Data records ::
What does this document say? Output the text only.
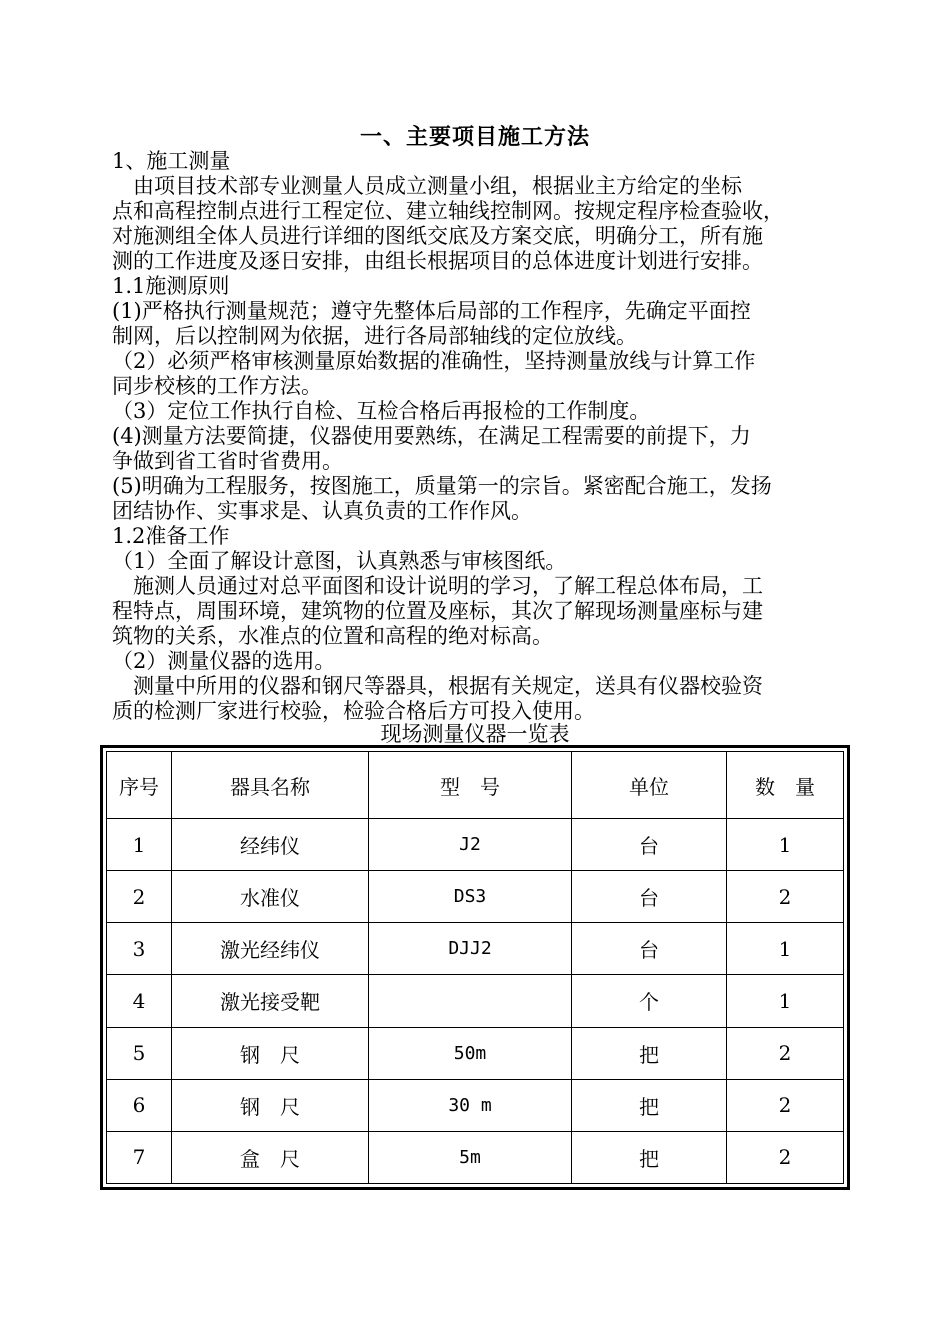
一、主要项目施工方法
1、施工测量
　由项目技术部专业测量人员成立测量小组，根据业主方给定的坐标
点和高程控制点进行工程定位、建立轴线控制网。按规定程序检查验收，
对施测组全体人员进行详细的图纸交底及方案交底，明确分工，所有施
测的工作进度及逐日安排，由组长根据项目的总体进度计划进行安排。
1.1施测原则
(1)严格执行测量规范；遵守先整体后局部的工作程序，先确定平面控
制网，后以控制网为依据，进行各局部轴线的定位放线。
（2）必须严格审核测量原始数据的准确性，坚持测量放线与计算工作
同步校核的工作方法。
（3）定位工作执行自检、互检合格后再报检的工作制度。
(4)测量方法要简捷，仪器使用要熟练，在满足工程需要的前提下，力
争做到省工省时省费用。
(5)明确为工程服务，按图施工，质量第一的宗旨。紧密配合施工，发扬
团结协作、实事求是、认真负责的工作作风。
1.2准备工作
（1）全面了解设计意图，认真熟悉与审核图纸。
　施测人员通过对总平面图和设计说明的学习，了解工程总体布局，工
程特点，周围环境，建筑物的位置及座标，其次了解现场测量座标与建
筑物的关系，水准点的位置和高程的绝对标高。
（2）测量仪器的选用。
　测量中所用的仪器和钢尺等器具，根据有关规定，送具有仪器校验资
质的检测厂家进行校验，检验合格后方可投入使用。
现场测量仪器一览表
序号	器具名称	型　号	单位	数　量
1	经纬仪	J2	台	1
2	水准仪	DS3	台	2
3	激光经纬仪	DJJ2	台	1
4	激光接受靶		个	1
5	钢　尺	50m	把	2
6	钢　尺	30 m	把	2
7	盒　尺	5m	把	2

WRITTEN INSTRUCTION ::
Excluding the pictures, restate the records above word for word.

EXERCISE RESPONSE ::
What does this document say? Output the text only.
一、主要项目施工方法
1、施工测量
　由项目技术部专业测量人员成立测量小组，根据业主方给定的坐标
点和高程控制点进行工程定位、建立轴线控制网。按规定程序检查验收，
对施测组全体人员进行详细的图纸交底及方案交底，明确分工，所有施
测的工作进度及逐日安排，由组长根据项目的总体进度计划进行安排。
1.1施测原则
(1)严格执行测量规范；遵守先整体后局部的工作程序，先确定平面控
制网，后以控制网为依据，进行各局部轴线的定位放线。
（2）必须严格审核测量原始数据的准确性，坚持测量放线与计算工作
同步校核的工作方法。
（3）定位工作执行自检、互检合格后再报检的工作制度。
(4)测量方法要简捷，仪器使用要熟练，在满足工程需要的前提下，力
争做到省工省时省费用。
(5)明确为工程服务，按图施工，质量第一的宗旨。紧密配合施工，发扬
团结协作、实事求是、认真负责的工作作风。
1.2准备工作
（1）全面了解设计意图，认真熟悉与审核图纸。
　施测人员通过对总平面图和设计说明的学习，了解工程总体布局，工
程特点，周围环境，建筑物的位置及座标，其次了解现场测量座标与建
筑物的关系，水准点的位置和高程的绝对标高。
（2）测量仪器的选用。
　测量中所用的仪器和钢尺等器具，根据有关规定，送具有仪器校验资
质的检测厂家进行校验，检验合格后方可投入使用。
现场测量仪器一览表
序号	器具名称	型　号	单位	数　量
1	经纬仪	J2	台	1
2	水准仪	DS3	台	2
3	激光经纬仪	DJJ2	台	1
4	激光接受靶		个	1
5	钢　尺	50m	把	2
6	钢　尺	30 m	把	2
7	盒　尺	5m	把	2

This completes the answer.